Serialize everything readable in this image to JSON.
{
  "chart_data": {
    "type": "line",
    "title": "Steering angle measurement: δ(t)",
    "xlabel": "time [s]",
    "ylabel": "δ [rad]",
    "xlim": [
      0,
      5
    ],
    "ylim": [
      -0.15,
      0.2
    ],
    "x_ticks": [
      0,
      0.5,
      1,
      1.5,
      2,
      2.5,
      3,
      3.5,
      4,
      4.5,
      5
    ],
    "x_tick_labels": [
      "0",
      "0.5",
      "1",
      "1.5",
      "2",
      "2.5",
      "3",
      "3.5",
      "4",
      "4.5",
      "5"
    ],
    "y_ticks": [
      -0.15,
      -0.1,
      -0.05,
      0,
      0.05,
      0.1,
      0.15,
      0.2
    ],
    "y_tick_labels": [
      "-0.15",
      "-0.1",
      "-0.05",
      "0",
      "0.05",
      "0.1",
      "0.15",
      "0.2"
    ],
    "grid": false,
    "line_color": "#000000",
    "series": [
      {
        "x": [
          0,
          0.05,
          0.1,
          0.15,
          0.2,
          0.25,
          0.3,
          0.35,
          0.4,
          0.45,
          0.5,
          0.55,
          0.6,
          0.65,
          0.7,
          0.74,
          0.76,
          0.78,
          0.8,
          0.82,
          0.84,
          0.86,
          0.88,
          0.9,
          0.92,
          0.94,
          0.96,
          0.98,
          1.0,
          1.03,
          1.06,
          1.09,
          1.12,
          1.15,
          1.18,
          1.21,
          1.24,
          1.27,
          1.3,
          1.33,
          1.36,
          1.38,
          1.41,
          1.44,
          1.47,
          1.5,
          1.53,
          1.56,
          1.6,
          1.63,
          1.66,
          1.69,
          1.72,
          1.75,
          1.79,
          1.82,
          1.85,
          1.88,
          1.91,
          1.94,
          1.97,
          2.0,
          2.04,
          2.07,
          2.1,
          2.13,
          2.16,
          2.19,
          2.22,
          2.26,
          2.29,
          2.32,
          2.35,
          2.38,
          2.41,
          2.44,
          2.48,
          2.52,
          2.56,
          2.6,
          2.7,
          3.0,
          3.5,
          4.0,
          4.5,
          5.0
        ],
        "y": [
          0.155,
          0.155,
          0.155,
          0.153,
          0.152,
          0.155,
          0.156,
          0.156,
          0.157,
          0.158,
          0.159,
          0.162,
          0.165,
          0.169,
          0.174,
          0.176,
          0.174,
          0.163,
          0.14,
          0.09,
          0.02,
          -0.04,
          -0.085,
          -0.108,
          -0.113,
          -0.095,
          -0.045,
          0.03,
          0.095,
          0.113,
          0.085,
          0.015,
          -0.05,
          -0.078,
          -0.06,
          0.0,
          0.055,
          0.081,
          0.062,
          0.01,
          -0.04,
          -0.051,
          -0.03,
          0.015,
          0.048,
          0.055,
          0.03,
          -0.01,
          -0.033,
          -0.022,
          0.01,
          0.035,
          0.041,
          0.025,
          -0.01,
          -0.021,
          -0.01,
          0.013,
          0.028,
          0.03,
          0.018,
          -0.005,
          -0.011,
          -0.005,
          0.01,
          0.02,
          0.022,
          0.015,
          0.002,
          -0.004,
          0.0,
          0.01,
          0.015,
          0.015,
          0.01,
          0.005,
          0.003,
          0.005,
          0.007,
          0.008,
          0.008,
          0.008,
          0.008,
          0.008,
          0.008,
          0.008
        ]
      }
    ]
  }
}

■ ■ ■ ■

:: THE EXERCISE ::
Your task is to repeat every line exactly.

:: THE RESPONSE ::
Serialize everything readable in this image to JSON.
{
  "chart_data": {
    "type": "line",
    "title": "Steering angle measurement: δ(t)",
    "xlabel": "time [s]",
    "ylabel": "δ [rad]",
    "xlim": [
      0,
      5
    ],
    "ylim": [
      -0.15,
      0.2
    ],
    "x_ticks": [
      0,
      0.5,
      1,
      1.5,
      2,
      2.5,
      3,
      3.5,
      4,
      4.5,
      5
    ],
    "x_tick_labels": [
      "0",
      "0.5",
      "1",
      "1.5",
      "2",
      "2.5",
      "3",
      "3.5",
      "4",
      "4.5",
      "5"
    ],
    "y_ticks": [
      -0.15,
      -0.1,
      -0.05,
      0,
      0.05,
      0.1,
      0.15,
      0.2
    ],
    "y_tick_labels": [
      "-0.15",
      "-0.1",
      "-0.05",
      "0",
      "0.05",
      "0.1",
      "0.15",
      "0.2"
    ],
    "grid": false,
    "line_color": "#000000",
    "series": [
      {
        "x": [
          0,
          0.05,
          0.1,
          0.15,
          0.2,
          0.25,
          0.3,
          0.35,
          0.4,
          0.45,
          0.5,
          0.55,
          0.6,
          0.65,
          0.7,
          0.74,
          0.76,
          0.78,
          0.8,
          0.82,
          0.84,
          0.86,
          0.88,
          0.9,
          0.92,
          0.94,
          0.96,
          0.98,
          1.0,
          1.03,
          1.06,
          1.09,
          1.12,
          1.15,
          1.18,
          1.21,
          1.24,
          1.27,
          1.3,
          1.33,
          1.36,
          1.38,
          1.41,
          1.44,
          1.47,
          1.5,
          1.53,
          1.56,
          1.6,
          1.63,
          1.66,
          1.69,
          1.72,
          1.75,
          1.79,
          1.82,
          1.85,
          1.88,
          1.91,
          1.94,
          1.97,
          2.0,
          2.04,
          2.07,
          2.1,
          2.13,
          2.16,
          2.19,
          2.22,
          2.26,
          2.29,
          2.32,
          2.35,
          2.38,
          2.41,
          2.44,
          2.48,
          2.52,
          2.56,
          2.6,
          2.7,
          3.0,
          3.5,
          4.0,
          4.5,
          5.0
        ],
        "y": [
          0.155,
          0.155,
          0.155,
          0.153,
          0.152,
          0.155,
          0.156,
          0.156,
          0.157,
          0.158,
          0.159,
          0.162,
          0.165,
          0.169,
          0.174,
          0.176,
          0.174,
          0.163,
          0.14,
          0.09,
          0.02,
          -0.04,
          -0.085,
          -0.108,
          -0.113,
          -0.095,
          -0.045,
          0.03,
          0.095,
          0.113,
          0.085,
          0.015,
          -0.05,
          -0.078,
          -0.06,
          0.0,
          0.055,
          0.081,
          0.062,
          0.01,
          -0.04,
          -0.051,
          -0.03,
          0.015,
          0.048,
          0.055,
          0.03,
          -0.01,
          -0.033,
          -0.022,
          0.01,
          0.035,
          0.041,
          0.025,
          -0.01,
          -0.021,
          -0.01,
          0.013,
          0.028,
          0.03,
          0.018,
          -0.005,
          -0.011,
          -0.005,
          0.01,
          0.02,
          0.022,
          0.015,
          0.002,
          -0.004,
          0.0,
          0.01,
          0.015,
          0.015,
          0.01,
          0.005,
          0.003,
          0.005,
          0.007,
          0.008,
          0.008,
          0.008,
          0.008,
          0.008,
          0.008,
          0.008
        ]
      }
    ]
  }
}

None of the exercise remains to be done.